• TASK DESCRIPTION: In the data, extract each line that holds the string "date".
==== THE DATA ====
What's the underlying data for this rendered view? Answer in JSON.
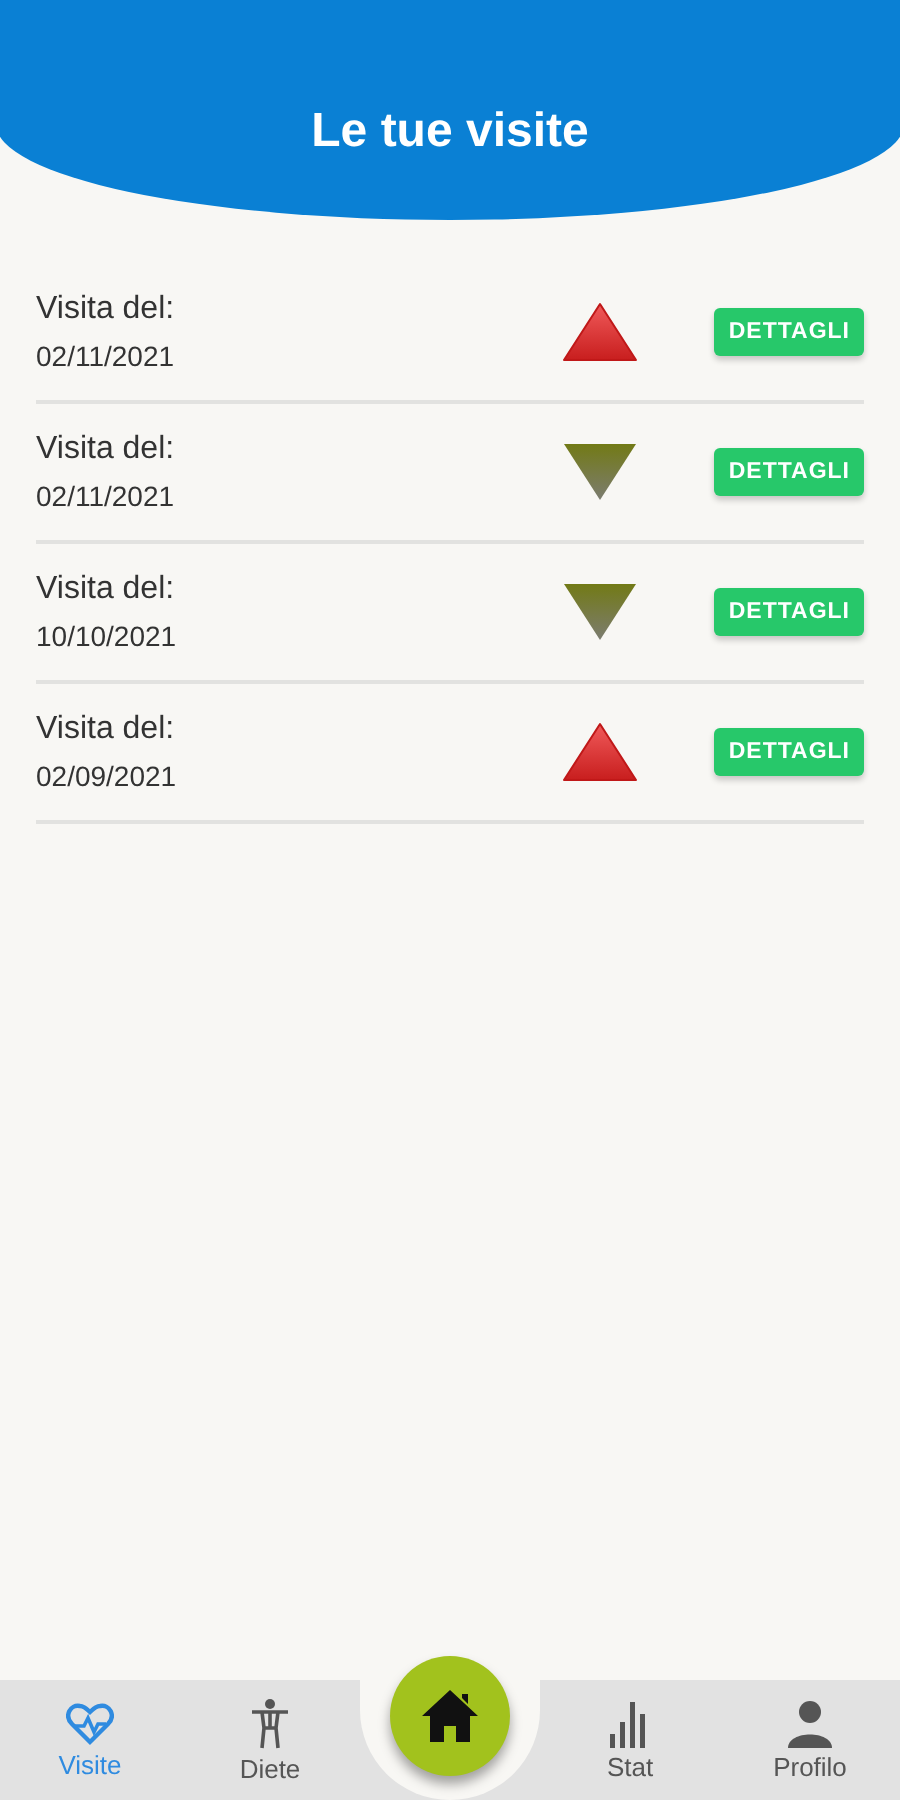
{
  "header": {
    "title": "Le tue visite"
  },
  "visits": [
    {
      "label": "Visita del:",
      "date": "02/11/2021",
      "kind": "up",
      "button": "DETTAGLI"
    },
    {
      "label": "Visita del:",
      "date": "02/11/2021",
      "kind": "down",
      "button": "DETTAGLI"
    },
    {
      "label": "Visita del:",
      "date": "10/10/2021",
      "kind": "down",
      "button": "DETTAGLI"
    },
    {
      "label": "Visita del:",
      "date": "02/09/2021",
      "kind": "up",
      "button": "DETTAGLI"
    }
  ],
  "nav": [
    {
      "kind": "heart",
      "label": "Visite",
      "selected": true
    },
    {
      "kind": "body",
      "label": "Diete",
      "selected": false
    },
    {
      "kind": "home",
      "selected": false
    },
    {
      "kind": "chart",
      "label": "Stat",
      "selected": false
    },
    {
      "kind": "person",
      "label": "Profilo",
      "selected": false
    }
  ]
}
====
• RESULT BELOW:
      "date": "02/11/2021",
      "date": "02/11/2021",
      "date": "10/10/2021",
      "date": "02/09/2021",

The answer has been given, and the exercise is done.